> _TASK DIRECTIONS_
Of all the lines here, how many include the string "Linguistics"? Answer with the number only.

>> begin

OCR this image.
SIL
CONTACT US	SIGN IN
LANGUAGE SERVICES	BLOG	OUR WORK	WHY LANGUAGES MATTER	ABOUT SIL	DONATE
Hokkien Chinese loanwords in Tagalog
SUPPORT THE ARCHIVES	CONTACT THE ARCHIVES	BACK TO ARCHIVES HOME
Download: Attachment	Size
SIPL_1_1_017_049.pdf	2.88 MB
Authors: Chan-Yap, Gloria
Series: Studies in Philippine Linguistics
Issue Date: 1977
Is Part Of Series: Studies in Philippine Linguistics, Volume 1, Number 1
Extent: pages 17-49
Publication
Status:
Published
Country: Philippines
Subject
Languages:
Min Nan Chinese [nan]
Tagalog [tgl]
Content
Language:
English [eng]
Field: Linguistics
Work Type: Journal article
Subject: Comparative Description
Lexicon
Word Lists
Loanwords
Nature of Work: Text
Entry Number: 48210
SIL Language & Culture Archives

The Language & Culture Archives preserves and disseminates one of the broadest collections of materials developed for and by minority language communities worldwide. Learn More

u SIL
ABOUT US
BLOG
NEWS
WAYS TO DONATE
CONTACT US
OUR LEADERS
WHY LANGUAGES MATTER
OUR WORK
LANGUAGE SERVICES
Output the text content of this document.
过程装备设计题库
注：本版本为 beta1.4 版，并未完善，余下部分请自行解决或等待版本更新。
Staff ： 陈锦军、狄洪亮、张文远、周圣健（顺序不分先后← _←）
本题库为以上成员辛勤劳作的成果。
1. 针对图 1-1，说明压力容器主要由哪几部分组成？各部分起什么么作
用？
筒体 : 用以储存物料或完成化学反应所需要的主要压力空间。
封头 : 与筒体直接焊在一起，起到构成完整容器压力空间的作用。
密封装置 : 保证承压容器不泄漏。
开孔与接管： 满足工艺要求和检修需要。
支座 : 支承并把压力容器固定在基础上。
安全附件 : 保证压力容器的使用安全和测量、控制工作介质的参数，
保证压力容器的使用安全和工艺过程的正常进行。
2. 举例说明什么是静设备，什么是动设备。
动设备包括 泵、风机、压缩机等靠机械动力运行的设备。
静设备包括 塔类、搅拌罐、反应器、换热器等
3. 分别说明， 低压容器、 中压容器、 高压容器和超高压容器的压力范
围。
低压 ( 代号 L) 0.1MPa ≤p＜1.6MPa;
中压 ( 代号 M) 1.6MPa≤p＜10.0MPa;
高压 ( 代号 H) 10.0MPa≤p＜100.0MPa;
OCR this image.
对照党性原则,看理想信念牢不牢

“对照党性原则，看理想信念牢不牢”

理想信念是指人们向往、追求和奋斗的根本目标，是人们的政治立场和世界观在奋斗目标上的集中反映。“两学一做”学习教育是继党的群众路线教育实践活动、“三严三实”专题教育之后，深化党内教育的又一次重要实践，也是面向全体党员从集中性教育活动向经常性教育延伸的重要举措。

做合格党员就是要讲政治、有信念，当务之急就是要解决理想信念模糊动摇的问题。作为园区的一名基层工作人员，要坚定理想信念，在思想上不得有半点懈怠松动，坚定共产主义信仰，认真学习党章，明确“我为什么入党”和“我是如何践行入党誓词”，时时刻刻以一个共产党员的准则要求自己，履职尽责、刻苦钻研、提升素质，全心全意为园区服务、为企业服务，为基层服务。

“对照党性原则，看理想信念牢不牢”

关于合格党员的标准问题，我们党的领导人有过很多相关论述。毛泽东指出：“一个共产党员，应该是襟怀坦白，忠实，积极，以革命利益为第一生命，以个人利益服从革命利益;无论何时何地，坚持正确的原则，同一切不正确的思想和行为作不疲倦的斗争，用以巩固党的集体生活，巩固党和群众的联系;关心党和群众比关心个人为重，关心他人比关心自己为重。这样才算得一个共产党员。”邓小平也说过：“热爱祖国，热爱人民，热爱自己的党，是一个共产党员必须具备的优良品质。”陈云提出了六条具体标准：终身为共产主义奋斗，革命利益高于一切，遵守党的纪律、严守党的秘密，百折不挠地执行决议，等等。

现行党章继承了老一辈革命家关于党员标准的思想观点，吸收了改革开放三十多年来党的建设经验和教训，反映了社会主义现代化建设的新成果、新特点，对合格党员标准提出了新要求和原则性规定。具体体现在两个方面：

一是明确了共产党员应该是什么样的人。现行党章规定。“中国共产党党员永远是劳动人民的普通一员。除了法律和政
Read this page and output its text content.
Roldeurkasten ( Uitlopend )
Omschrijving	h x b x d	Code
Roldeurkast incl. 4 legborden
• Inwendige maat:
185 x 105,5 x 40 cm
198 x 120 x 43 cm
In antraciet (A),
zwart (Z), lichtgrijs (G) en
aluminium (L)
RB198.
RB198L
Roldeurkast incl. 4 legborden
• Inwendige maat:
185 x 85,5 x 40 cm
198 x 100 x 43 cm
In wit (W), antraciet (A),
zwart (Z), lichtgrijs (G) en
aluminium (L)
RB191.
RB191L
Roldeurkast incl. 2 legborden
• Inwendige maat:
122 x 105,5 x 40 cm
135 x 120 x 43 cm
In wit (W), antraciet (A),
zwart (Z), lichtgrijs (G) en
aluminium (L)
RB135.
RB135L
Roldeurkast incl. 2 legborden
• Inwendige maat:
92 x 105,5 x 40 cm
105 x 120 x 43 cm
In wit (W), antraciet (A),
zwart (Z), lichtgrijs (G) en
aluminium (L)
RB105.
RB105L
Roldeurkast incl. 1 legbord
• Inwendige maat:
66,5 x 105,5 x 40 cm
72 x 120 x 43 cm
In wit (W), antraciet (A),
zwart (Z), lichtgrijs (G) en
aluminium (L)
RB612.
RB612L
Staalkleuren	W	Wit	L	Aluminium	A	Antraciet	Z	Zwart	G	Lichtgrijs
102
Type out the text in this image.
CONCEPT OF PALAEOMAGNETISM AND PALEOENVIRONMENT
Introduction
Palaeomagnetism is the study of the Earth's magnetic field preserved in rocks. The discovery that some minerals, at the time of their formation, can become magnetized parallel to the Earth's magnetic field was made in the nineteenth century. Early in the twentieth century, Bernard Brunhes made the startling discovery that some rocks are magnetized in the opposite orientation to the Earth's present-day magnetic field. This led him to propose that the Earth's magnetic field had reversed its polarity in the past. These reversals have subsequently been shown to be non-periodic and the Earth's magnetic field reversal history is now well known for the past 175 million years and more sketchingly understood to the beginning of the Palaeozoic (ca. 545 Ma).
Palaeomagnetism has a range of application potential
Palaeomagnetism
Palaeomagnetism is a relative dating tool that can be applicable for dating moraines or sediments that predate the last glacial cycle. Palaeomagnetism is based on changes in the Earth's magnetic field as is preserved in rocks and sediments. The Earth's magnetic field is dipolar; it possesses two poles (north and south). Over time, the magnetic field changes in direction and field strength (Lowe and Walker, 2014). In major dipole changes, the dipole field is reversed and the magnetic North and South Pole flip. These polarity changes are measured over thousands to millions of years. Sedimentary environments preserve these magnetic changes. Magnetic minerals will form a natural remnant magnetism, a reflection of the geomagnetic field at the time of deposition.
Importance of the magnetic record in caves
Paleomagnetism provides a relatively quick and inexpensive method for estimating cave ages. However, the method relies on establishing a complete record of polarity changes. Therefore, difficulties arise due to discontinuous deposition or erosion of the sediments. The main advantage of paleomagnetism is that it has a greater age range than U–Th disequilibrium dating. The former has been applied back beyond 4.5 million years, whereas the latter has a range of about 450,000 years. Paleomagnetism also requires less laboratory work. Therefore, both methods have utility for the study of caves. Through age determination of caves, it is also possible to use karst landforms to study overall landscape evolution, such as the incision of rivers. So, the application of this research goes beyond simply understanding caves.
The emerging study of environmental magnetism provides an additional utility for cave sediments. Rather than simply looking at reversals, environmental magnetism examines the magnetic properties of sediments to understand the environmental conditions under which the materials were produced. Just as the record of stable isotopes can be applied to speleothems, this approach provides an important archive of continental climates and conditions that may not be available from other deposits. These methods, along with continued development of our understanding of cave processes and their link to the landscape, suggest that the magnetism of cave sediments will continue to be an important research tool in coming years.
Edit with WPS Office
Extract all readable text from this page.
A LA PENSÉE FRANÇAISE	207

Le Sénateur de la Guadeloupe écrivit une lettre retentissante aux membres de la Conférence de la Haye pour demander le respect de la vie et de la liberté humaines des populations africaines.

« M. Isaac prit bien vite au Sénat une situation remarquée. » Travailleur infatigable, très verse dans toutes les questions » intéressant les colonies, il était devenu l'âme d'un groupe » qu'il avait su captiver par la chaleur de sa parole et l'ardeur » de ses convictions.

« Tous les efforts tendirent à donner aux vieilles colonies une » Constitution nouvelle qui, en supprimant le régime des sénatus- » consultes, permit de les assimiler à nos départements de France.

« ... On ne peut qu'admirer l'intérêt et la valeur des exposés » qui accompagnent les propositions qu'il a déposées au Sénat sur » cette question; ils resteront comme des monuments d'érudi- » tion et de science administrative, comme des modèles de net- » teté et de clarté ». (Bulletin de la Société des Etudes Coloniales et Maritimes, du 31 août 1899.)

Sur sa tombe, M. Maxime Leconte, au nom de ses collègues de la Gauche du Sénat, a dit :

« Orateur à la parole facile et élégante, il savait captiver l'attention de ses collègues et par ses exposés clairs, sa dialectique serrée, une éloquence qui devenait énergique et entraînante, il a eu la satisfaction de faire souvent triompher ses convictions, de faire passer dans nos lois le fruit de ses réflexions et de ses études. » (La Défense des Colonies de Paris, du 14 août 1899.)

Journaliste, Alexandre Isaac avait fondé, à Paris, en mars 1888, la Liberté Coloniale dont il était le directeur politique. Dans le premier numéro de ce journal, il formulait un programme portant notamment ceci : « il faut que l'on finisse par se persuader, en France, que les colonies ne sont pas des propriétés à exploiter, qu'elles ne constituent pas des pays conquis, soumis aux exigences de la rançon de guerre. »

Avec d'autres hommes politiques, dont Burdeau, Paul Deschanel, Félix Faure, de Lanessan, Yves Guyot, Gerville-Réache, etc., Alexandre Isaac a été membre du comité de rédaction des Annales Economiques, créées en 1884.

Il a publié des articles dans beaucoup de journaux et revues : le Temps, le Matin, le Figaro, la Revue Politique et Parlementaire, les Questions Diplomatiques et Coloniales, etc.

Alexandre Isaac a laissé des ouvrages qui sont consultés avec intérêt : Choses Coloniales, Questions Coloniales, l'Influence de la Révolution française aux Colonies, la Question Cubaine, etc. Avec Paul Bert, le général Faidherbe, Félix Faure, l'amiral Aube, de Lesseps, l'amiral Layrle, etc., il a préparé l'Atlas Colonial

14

>> end

> _FINISHED TASK_
3